(Stored data)
* * *

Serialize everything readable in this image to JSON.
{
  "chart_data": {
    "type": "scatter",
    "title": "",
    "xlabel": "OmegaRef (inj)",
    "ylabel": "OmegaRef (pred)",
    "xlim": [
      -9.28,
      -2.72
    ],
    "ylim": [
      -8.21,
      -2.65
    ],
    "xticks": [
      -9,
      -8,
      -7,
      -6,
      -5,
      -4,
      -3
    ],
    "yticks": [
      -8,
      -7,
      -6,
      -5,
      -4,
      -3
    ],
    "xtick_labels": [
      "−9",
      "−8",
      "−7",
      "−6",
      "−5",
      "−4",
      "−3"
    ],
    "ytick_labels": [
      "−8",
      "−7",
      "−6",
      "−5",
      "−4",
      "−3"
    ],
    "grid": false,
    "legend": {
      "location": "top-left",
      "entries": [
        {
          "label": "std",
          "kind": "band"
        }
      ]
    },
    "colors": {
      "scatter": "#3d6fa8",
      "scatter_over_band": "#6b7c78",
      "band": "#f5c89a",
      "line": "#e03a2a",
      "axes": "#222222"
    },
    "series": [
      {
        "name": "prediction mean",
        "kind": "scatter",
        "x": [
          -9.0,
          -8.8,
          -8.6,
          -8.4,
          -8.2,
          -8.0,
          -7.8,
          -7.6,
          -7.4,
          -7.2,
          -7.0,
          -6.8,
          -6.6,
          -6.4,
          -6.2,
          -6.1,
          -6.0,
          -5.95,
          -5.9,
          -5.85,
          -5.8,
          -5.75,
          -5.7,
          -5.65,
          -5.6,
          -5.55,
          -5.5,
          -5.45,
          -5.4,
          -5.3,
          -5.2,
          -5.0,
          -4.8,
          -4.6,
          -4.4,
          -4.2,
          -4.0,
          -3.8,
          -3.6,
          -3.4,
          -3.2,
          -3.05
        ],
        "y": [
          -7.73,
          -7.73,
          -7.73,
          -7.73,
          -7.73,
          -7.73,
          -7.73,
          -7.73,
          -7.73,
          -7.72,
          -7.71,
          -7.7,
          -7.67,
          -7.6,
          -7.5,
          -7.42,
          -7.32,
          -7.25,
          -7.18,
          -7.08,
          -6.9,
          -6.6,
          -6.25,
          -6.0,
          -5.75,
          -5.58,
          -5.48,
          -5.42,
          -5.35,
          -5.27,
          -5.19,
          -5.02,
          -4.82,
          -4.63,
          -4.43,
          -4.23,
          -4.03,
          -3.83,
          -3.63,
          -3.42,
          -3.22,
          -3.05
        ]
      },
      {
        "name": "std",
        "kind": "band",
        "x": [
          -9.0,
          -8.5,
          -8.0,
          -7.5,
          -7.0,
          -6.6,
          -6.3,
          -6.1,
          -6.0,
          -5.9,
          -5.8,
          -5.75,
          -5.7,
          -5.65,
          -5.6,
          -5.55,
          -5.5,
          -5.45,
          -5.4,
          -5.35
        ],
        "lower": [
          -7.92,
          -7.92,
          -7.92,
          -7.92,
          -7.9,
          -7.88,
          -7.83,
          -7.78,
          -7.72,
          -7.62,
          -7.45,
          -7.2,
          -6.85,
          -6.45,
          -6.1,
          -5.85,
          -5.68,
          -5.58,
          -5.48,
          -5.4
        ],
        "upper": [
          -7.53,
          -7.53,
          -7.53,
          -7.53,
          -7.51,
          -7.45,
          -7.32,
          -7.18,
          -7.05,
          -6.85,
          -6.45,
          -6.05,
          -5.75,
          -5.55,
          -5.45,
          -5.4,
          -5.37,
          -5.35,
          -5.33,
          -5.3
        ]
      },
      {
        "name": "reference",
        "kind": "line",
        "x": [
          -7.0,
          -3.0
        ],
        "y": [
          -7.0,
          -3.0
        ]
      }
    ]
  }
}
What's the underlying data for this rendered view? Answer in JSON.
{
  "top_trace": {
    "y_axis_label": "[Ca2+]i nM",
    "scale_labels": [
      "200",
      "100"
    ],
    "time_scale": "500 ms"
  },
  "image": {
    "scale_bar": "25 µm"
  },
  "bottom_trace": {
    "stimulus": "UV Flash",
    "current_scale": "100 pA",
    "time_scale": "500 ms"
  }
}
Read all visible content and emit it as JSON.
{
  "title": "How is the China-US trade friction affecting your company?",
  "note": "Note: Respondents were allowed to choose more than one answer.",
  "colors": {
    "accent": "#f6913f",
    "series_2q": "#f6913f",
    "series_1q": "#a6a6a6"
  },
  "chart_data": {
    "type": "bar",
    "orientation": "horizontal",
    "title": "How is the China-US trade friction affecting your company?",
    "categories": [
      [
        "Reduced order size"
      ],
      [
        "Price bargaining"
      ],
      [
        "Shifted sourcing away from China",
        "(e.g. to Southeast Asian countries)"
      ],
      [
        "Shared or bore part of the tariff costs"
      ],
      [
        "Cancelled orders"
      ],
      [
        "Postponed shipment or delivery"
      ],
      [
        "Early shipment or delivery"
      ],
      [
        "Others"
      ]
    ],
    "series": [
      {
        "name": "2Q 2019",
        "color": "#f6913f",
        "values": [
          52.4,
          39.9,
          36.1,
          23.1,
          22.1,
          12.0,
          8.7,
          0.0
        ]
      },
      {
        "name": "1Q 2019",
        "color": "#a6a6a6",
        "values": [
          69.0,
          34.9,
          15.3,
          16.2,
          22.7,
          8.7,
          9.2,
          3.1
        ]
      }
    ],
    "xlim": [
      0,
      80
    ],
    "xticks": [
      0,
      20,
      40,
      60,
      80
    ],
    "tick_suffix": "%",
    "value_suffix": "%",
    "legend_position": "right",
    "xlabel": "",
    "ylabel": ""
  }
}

* * *

• _THE REQUEST_:
Extract every line above exactly as it stands.

• _SOLUTION TO THIS PROBLEM_:
Serialize everything readable in this image to JSON.
{
  "chart_data": {
    "type": "scatter",
    "title": "",
    "xlabel": "OmegaRef (inj)",
    "ylabel": "OmegaRef (pred)",
    "xlim": [
      -9.28,
      -2.72
    ],
    "ylim": [
      -8.21,
      -2.65
    ],
    "xticks": [
      -9,
      -8,
      -7,
      -6,
      -5,
      -4,
      -3
    ],
    "yticks": [
      -8,
      -7,
      -6,
      -5,
      -4,
      -3
    ],
    "xtick_labels": [
      "−9",
      "−8",
      "−7",
      "−6",
      "−5",
      "−4",
      "−3"
    ],
    "ytick_labels": [
      "−8",
      "−7",
      "−6",
      "−5",
      "−4",
      "−3"
    ],
    "grid": false,
    "legend": {
      "location": "top-left",
      "entries": [
        {
          "label": "std",
          "kind": "band"
        }
      ]
    },
    "colors": {
      "scatter": "#3d6fa8",
      "scatter_over_band": "#6b7c78",
      "band": "#f5c89a",
      "line": "#e03a2a",
      "axes": "#222222"
    },
    "series": [
      {
        "name": "prediction mean",
        "kind": "scatter",
        "x": [
          -9.0,
          -8.8,
          -8.6,
          -8.4,
          -8.2,
          -8.0,
          -7.8,
          -7.6,
          -7.4,
          -7.2,
          -7.0,
          -6.8,
          -6.6,
          -6.4,
          -6.2,
          -6.1,
          -6.0,
          -5.95,
          -5.9,
          -5.85,
          -5.8,
          -5.75,
          -5.7,
          -5.65,
          -5.6,
          -5.55,
          -5.5,
          -5.45,
          -5.4,
          -5.3,
          -5.2,
          -5.0,
          -4.8,
          -4.6,
          -4.4,
          -4.2,
          -4.0,
          -3.8,
          -3.6,
          -3.4,
          -3.2,
          -3.05
        ],
        "y": [
          -7.73,
          -7.73,
          -7.73,
          -7.73,
          -7.73,
          -7.73,
          -7.73,
          -7.73,
          -7.73,
          -7.72,
          -7.71,
          -7.7,
          -7.67,
          -7.6,
          -7.5,
          -7.42,
          -7.32,
          -7.25,
          -7.18,
          -7.08,
          -6.9,
          -6.6,
          -6.25,
          -6.0,
          -5.75,
          -5.58,
          -5.48,
          -5.42,
          -5.35,
          -5.27,
          -5.19,
          -5.02,
          -4.82,
          -4.63,
          -4.43,
          -4.23,
          -4.03,
          -3.83,
          -3.63,
          -3.42,
          -3.22,
          -3.05
        ]
      },
      {
        "name": "std",
        "kind": "band",
        "x": [
          -9.0,
          -8.5,
          -8.0,
          -7.5,
          -7.0,
          -6.6,
          -6.3,
          -6.1,
          -6.0,
          -5.9,
          -5.8,
          -5.75,
          -5.7,
          -5.65,
          -5.6,
          -5.55,
          -5.5,
          -5.45,
          -5.4,
          -5.35
        ],
        "lower": [
          -7.92,
          -7.92,
          -7.92,
          -7.92,
          -7.9,
          -7.88,
          -7.83,
          -7.78,
          -7.72,
          -7.62,
          -7.45,
          -7.2,
          -6.85,
          -6.45,
          -6.1,
          -5.85,
          -5.68,
          -5.58,
          -5.48,
          -5.4
        ],
        "upper": [
          -7.53,
          -7.53,
          -7.53,
          -7.53,
          -7.51,
          -7.45,
          -7.32,
          -7.18,
          -7.05,
          -6.85,
          -6.45,
          -6.05,
          -5.75,
          -5.55,
          -5.45,
          -5.4,
          -5.37,
          -5.35,
          -5.33,
          -5.3
        ]
      },
      {
        "name": "reference",
        "kind": "line",
        "x": [
          -7.0,
          -3.0
        ],
        "y": [
          -7.0,
          -3.0
        ]
      }
    ]
  }
}
What's the underlying data for this rendered view? Answer in JSON.
{
  "top_trace": {
    "y_axis_label": "[Ca2+]i nM",
    "scale_labels": [
      "200",
      "100"
    ],
    "time_scale": "500 ms"
  },
  "image": {
    "scale_bar": "25 µm"
  },
  "bottom_trace": {
    "stimulus": "UV Flash",
    "current_scale": "100 pA",
    "time_scale": "500 ms"
  }
}
Read all visible content and emit it as JSON.
{
  "title": "How is the China-US trade friction affecting your company?",
  "note": "Note: Respondents were allowed to choose more than one answer.",
  "colors": {
    "accent": "#f6913f",
    "series_2q": "#f6913f",
    "series_1q": "#a6a6a6"
  },
  "chart_data": {
    "type": "bar",
    "orientation": "horizontal",
    "title": "How is the China-US trade friction affecting your company?",
    "categories": [
      [
        "Reduced order size"
      ],
      [
        "Price bargaining"
      ],
      [
        "Shifted sourcing away from China",
        "(e.g. to Southeast Asian countries)"
      ],
      [
        "Shared or bore part of the tariff costs"
      ],
      [
        "Cancelled orders"
      ],
      [
        "Postponed shipment or delivery"
      ],
      [
        "Early shipment or delivery"
      ],
      [
        "Others"
      ]
    ],
    "series": [
      {
        "name": "2Q 2019",
        "color": "#f6913f",
        "values": [
          52.4,
          39.9,
          36.1,
          23.1,
          22.1,
          12.0,
          8.7,
          0.0
        ]
      },
      {
        "name": "1Q 2019",
        "color": "#a6a6a6",
        "values": [
          69.0,
          34.9,
          15.3,
          16.2,
          22.7,
          8.7,
          9.2,
          3.1
        ]
      }
    ],
    "xlim": [
      0,
      80
    ],
    "xticks": [
      0,
      20,
      40,
      60,
      80
    ],
    "tick_suffix": "%",
    "value_suffix": "%",
    "legend_position": "right",
    "xlabel": "",
    "ylabel": ""
  }
}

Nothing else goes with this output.